- [SUPPLIED DATA]:
####

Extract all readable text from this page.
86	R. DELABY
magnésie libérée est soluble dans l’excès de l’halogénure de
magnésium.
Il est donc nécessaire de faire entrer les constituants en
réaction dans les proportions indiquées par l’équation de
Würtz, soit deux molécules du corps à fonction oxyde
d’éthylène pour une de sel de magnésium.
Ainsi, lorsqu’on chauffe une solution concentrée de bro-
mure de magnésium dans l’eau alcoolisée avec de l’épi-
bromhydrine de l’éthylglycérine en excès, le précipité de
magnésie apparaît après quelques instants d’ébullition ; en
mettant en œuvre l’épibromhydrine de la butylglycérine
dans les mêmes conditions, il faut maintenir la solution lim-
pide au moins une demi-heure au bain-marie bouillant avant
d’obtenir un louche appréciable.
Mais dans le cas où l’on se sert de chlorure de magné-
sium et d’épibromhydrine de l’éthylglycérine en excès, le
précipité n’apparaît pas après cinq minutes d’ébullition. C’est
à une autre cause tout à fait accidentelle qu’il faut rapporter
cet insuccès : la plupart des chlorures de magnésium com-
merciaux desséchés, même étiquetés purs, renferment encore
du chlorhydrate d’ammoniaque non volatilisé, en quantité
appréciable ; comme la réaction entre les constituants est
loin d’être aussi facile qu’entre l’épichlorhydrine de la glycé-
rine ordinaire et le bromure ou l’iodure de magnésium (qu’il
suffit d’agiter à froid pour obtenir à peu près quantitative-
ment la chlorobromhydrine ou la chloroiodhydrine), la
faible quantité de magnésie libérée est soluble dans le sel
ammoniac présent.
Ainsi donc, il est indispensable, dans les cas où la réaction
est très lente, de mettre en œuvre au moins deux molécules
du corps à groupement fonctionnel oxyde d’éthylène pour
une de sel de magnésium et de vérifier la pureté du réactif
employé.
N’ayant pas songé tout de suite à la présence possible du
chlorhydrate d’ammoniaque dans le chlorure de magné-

####

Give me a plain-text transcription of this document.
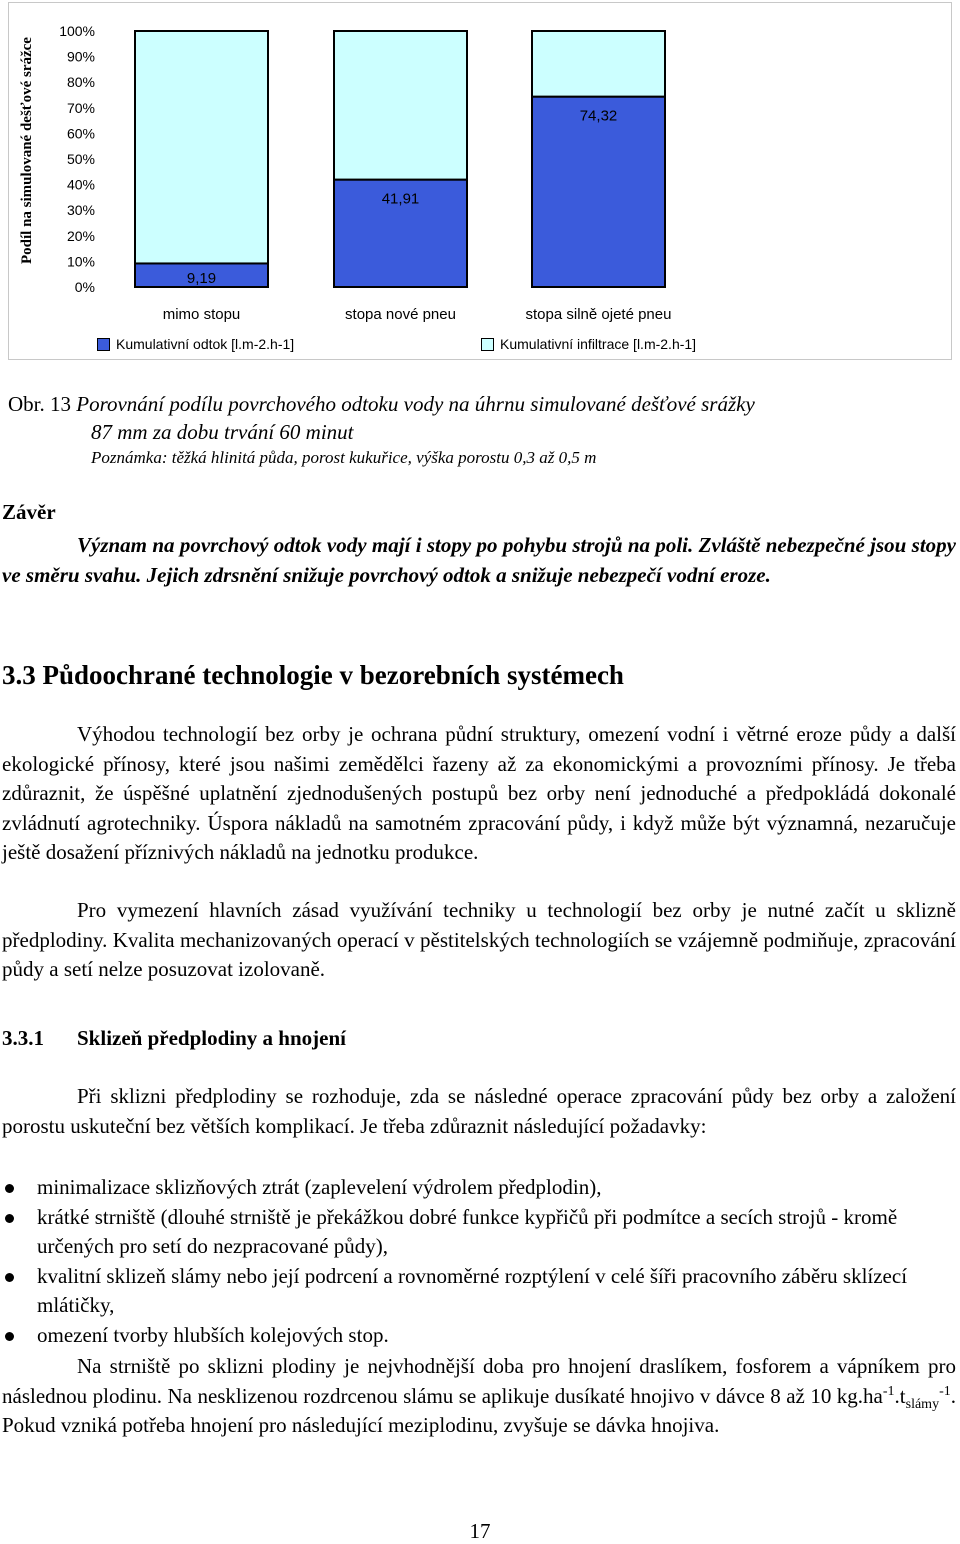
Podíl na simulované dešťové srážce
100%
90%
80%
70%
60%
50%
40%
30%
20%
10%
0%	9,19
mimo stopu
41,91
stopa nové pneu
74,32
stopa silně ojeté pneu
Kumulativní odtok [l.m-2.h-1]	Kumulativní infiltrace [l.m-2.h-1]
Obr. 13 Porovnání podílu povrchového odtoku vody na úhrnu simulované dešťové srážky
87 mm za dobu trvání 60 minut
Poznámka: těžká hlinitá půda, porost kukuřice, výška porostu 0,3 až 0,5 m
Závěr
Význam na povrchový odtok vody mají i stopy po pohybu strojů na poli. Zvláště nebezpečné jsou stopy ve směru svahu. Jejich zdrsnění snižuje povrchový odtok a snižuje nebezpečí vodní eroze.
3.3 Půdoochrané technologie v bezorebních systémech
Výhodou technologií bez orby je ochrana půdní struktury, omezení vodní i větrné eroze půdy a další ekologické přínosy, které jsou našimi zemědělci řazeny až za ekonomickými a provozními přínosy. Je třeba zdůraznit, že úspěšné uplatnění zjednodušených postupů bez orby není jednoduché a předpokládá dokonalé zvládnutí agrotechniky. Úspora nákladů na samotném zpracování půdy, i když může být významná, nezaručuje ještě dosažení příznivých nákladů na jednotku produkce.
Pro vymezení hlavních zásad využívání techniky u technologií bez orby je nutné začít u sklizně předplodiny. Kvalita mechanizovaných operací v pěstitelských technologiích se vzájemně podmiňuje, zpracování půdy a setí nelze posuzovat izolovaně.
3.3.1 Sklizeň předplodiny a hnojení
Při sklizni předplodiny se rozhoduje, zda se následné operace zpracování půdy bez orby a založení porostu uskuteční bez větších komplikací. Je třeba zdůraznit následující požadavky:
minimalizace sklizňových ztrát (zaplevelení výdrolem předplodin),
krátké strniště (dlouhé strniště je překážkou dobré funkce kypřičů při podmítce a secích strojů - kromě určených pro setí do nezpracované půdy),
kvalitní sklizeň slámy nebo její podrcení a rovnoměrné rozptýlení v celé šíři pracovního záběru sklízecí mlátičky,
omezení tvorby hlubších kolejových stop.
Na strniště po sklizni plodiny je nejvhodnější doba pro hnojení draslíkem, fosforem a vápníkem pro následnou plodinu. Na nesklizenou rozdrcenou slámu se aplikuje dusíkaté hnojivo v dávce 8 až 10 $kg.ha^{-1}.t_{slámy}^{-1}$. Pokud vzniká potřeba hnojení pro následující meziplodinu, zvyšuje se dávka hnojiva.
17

####

- [TASK TO CARRY OUT]: Read the data above. Pull out each line in which the string "excès" appears.

- [RESPONSE TO THIS TASK]:
magnésie libérée est soluble dans l’excès de l’halogénure de
bromhydrine de l’éthylglycérine en excès, le précipité de
sium et d’épibromhydrine de l’éthylglycérine en excès, le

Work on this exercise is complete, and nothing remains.